> [Reading passage]
━━━━━━━━━━━━━━━━━━━━━━━━━━━━━━
# Strange Mill



## jmcghee (Feb 10, 2015)

Hey guys- 
I recently picked this mill up, and can't seem to find one quite like it. It has a strange head setup (no round ram or motor) and the motor is in the base with a kind of driveshaft system that comes up through the column. Obviously someone painted the whole thing at some point, but nothing about the head setup appears homemade to me. Anyone ever seen something like this?


----------



## kd4gij (Feb 10, 2015)

Nice looking mill. Is there a name or numbers on it anywhere?


----------



## jmcghee (Feb 10, 2015)

Yeah, it's a Clausing mill, just different from the 85xx's I've seen.  It says Clausing on the column, but it's a part of the casting rather than a riveted-on tag.  It's similar to the Johansson column I suppose.  Unfortunately the tag on the column and on the head are both missing.


----------



## bpratl (Feb 11, 2015)

Good find, looks like a durable compact machine .


----------



## w9jbc (Feb 11, 2015)

It looks very much like my clausing 8520 that name was cast in the column on it. a serial number tag was on the column face, i'd say its a variant of an 85??


----------



## Uglydog (Feb 11, 2015)

Shes gorgeous!
Is that snow?
She doesn't look rusty.
I hope you are taking her home!

Daryl
MN


----------



## jmcghee (Feb 11, 2015)

Yep it lives here now, it's just not in a place where I can get any pics of it.  These are the ones the seller sent me originally.  That is snow in the photos... he moved it in a horse trailer, and it sat outside for a few days.  Everything seems to be in great shape minus the paintjob (it's a lot more "electric blue" in real life).  I'll post some pics of the motor setup when I get in to it... it has some kind of lever operated brake that's a part of the motor assembly.


----------



## jmcghee (Feb 11, 2015)

P.S. The seller has a horizontal Clausing with a decent amount of tooling for sale cheap too if anyone's interested... I believe he said ~$400 for all of it.


----------



## w9jbc (Feb 11, 2015)

jmcghee said:


> P.S. The seller has a horizontal Clausing with a decent amount of tooling for sale cheap too if anyone's interested... I believe he said ~$400 for all of it.



would that be an 8540? I drug one of those home several yrs back. It needs a bunch of work, and its 440 v 3Ph, I might live to regret dragging that home.


----------



## jmcghee (Feb 11, 2015)

w9jbc said:


> would that be an 8540? I drug one of those home several yrs back. It needs a bunch of work, and its 440 v 3Ph, I might live to regret dragging that home.
━━━━━━━━━━━━━━━━━━━━━━━━━━━━━━
> [Dataset section]
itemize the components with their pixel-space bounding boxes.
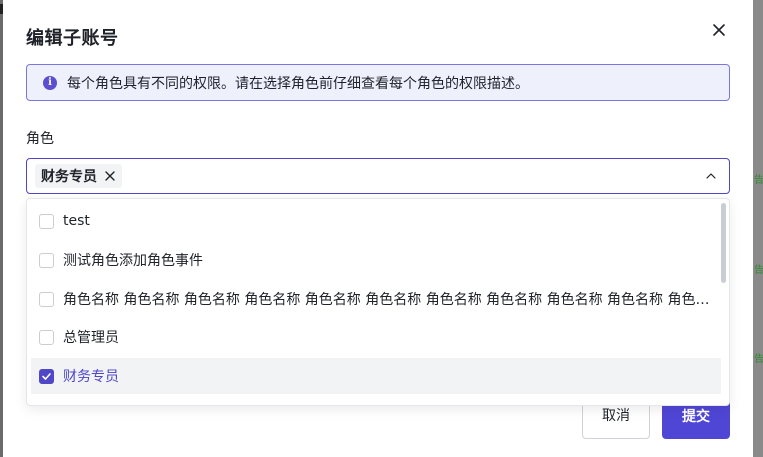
━━━━━━━━━━━━━━━━━━━━━━━━━━━━━━
> [Short problem A] Summarize the thread about the strange mill in two sentences.
> [Short problem B] In the thread about the strange mill, rewrite the paragraph beginning "Yep it lives here now" as a short bulleted list that keeps its main facts.

> [Worked answer A] jmcghee picked up a Clausing mill with an unusual head setup, no round ram or motor on the head, and a motor in the base that drives a shaft up through the column; the Clausing name is cast into the column, but the tags on the column and head are missing. Another member said it looks very much like a Clausing 8520 and is likely a variant of an 85xx, and jmcghee added that the seller also has a horizontal Clausing with tooling for about $400.

> [Worked answer B]
- The mill is now at its new home, but in a spot where it can't be photographed; the pictures posted are the ones the seller sent.
- The snow in the photos is real: the seller moved the mill in a horse trailer, and it sat outside for a few days.
- Everything seems to be in great shape except the paint job, which looks much more "electric blue" in person.
- Pictures of the motor setup will come later; the motor assembly includes a lever-operated brake.